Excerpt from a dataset
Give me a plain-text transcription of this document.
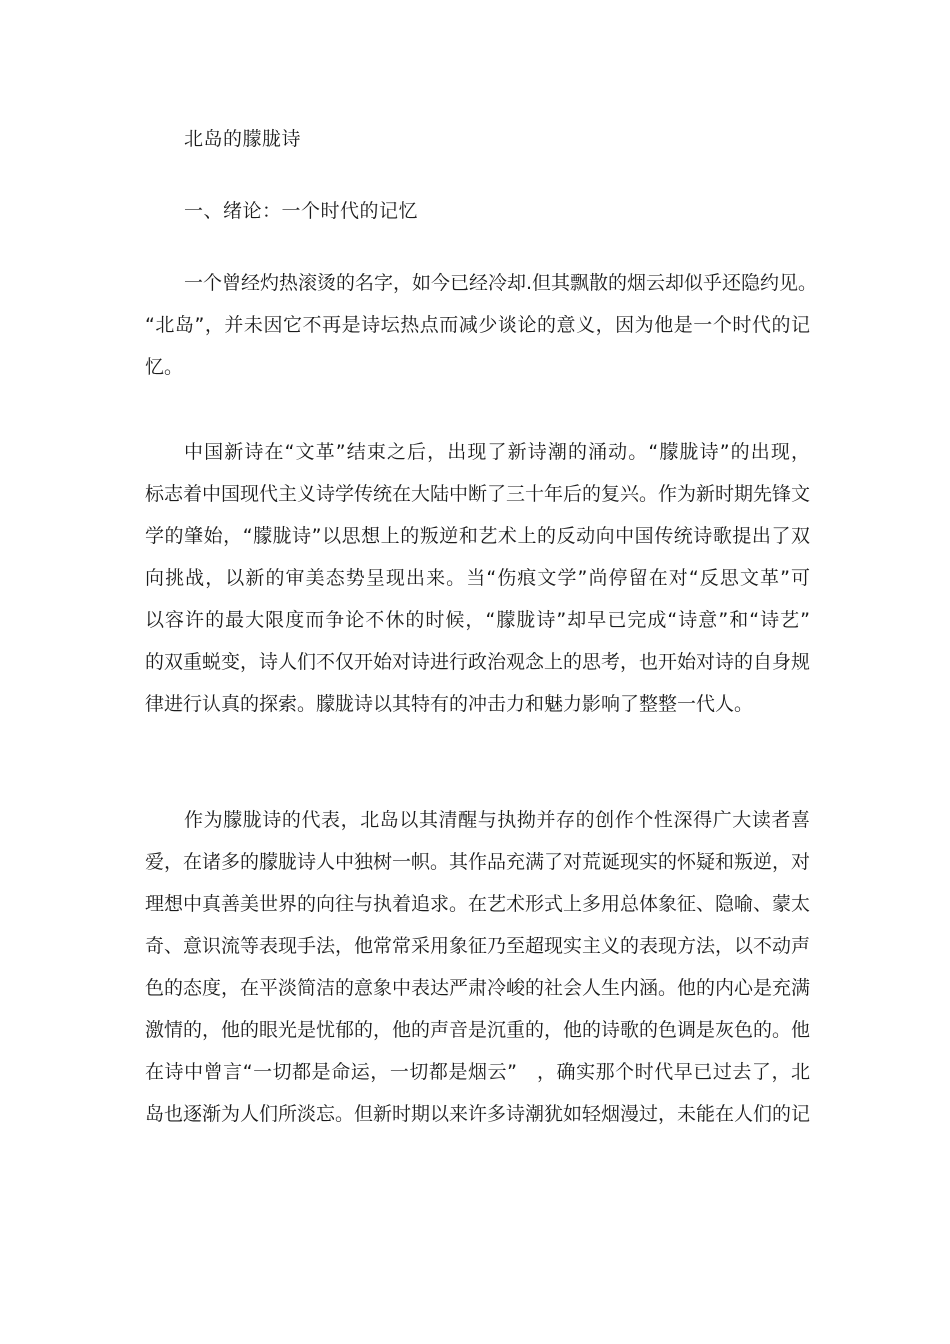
北岛的朦胧诗
一、绪论：一个时代的记忆

一个曾经灼热滚烫的名字，如今已经冷却.但其飘散的烟云却似乎还隐约见。
“北岛”，并未因它不再是诗坛热点而减少谈论的意义，因为他是一个时代的记
忆。

中国新诗在“文革”结束之后，出现了新诗潮的涌动。“朦胧诗”的出现，
标志着中国现代主义诗学传统在大陆中断了三十年后的复兴。作为新时期先锋文
学的肇始，“朦胧诗”以思想上的叛逆和艺术上的反动向中国传统诗歌提出了双
向挑战，以新的审美态势呈现出来。当“伤痕文学”尚停留在对“反思文革”可
以容许的最大限度而争论不休的时候，“朦胧诗”却早已完成“诗意”和“诗艺”
的双重蜕变，诗人们不仅开始对诗进行政治观念上的思考，也开始对诗的自身规
律进行认真的探索。朦胧诗以其特有的冲击力和魅力影响了整整一代人。

作为朦胧诗的代表，北岛以其清醒与执拗并存的创作个性深得广大读者喜
爱，在诸多的朦胧诗人中独树一帜。其作品充满了对荒诞现实的怀疑和叛逆，对
理想中真善美世界的向往与执着追求。在艺术形式上多用总体象征、隐喻、蒙太
奇、意识流等表现手法，他常常采用象征乃至超现实主义的表现方法，以不动声
色的态度，在平淡简洁的意象中表达严肃冷峻的社会人生内涵。他的内心是充满
激情的，他的眼光是忧郁的，他的声音是沉重的，他的诗歌的色调是灰色的。他
在诗中曾言“一切都是命运，一切都是烟云”　，确实那个时代早已过去了，北
岛也逐渐为人们所淡忘。但新时期以来许多诗潮犹如轻烟漫过，未能在人们的记
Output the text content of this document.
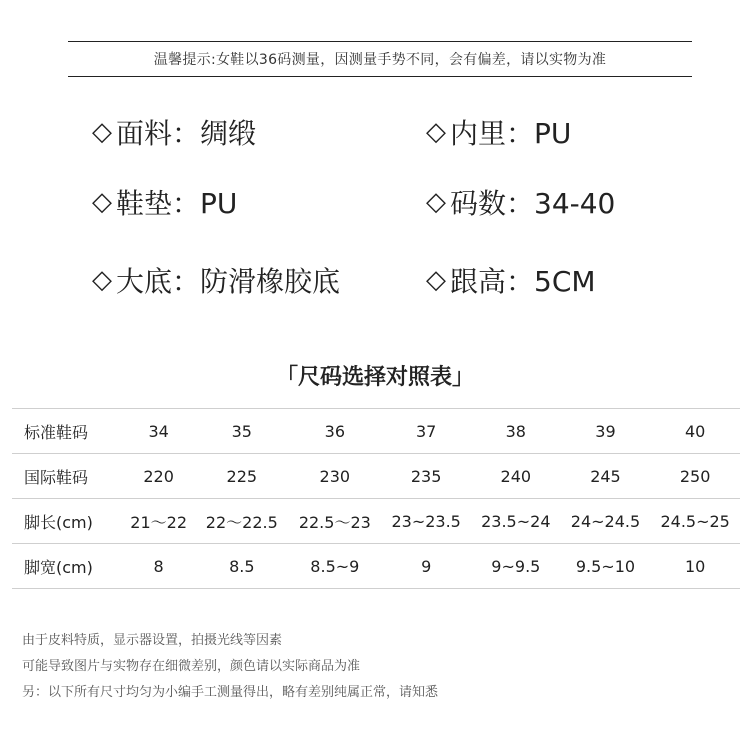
温馨提示:女鞋以36码测量，因测量手势不同，会有偏差，请以实物为准
◇ 面料：绸缎	◇ 内里：PU
◇ 鞋垫：PU	◇ 码数：34-40
◇ 大底：防滑橡胶底	◇ 跟高：5CM
「尺码选择对照表」
标准鞋码	34	35	36	37	38	39	40
国际鞋码	220	225	230	235	240	245	250
脚长(cm)	21～22	22～22.5	22.5～23	23~23.5	23.5~24	24~24.5	24.5~25
脚宽(cm)	8	8.5	8.5~9	9	9~9.5	9.5~10	10
由于皮料特质，显示器设置，拍摄光线等因素
可能导致图片与实物存在细微差别，颜色请以实际商品为准
另：以下所有尺寸均匀为小编手工测量得出，略有差别纯属正常，请知悉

- **Task instructions**
Repeat exactly the lines from the one containing "Output the text content of this document." through the last line of the records above, both included, and leave out the pictures.

- **The solution**
Output the text content of this document.
温馨提示:女鞋以36码测量，因测量手势不同，会有偏差，请以实物为准
◇ 面料：绸缎	◇ 内里：PU
◇ 鞋垫：PU	◇ 码数：34-40
◇ 大底：防滑橡胶底	◇ 跟高：5CM
「尺码选择对照表」
标准鞋码	34	35	36	37	38	39	40
国际鞋码	220	225	230	235	240	245	250
脚长(cm)	21～22	22～22.5	22.5～23	23~23.5	23.5~24	24~24.5	24.5~25
脚宽(cm)	8	8.5	8.5~9	9	9~9.5	9.5~10	10
由于皮料特质，显示器设置，拍摄光线等因素
可能导致图片与实物存在细微差别，颜色请以实际商品为准
另：以下所有尺寸均匀为小编手工测量得出，略有差别纯属正常，请知悉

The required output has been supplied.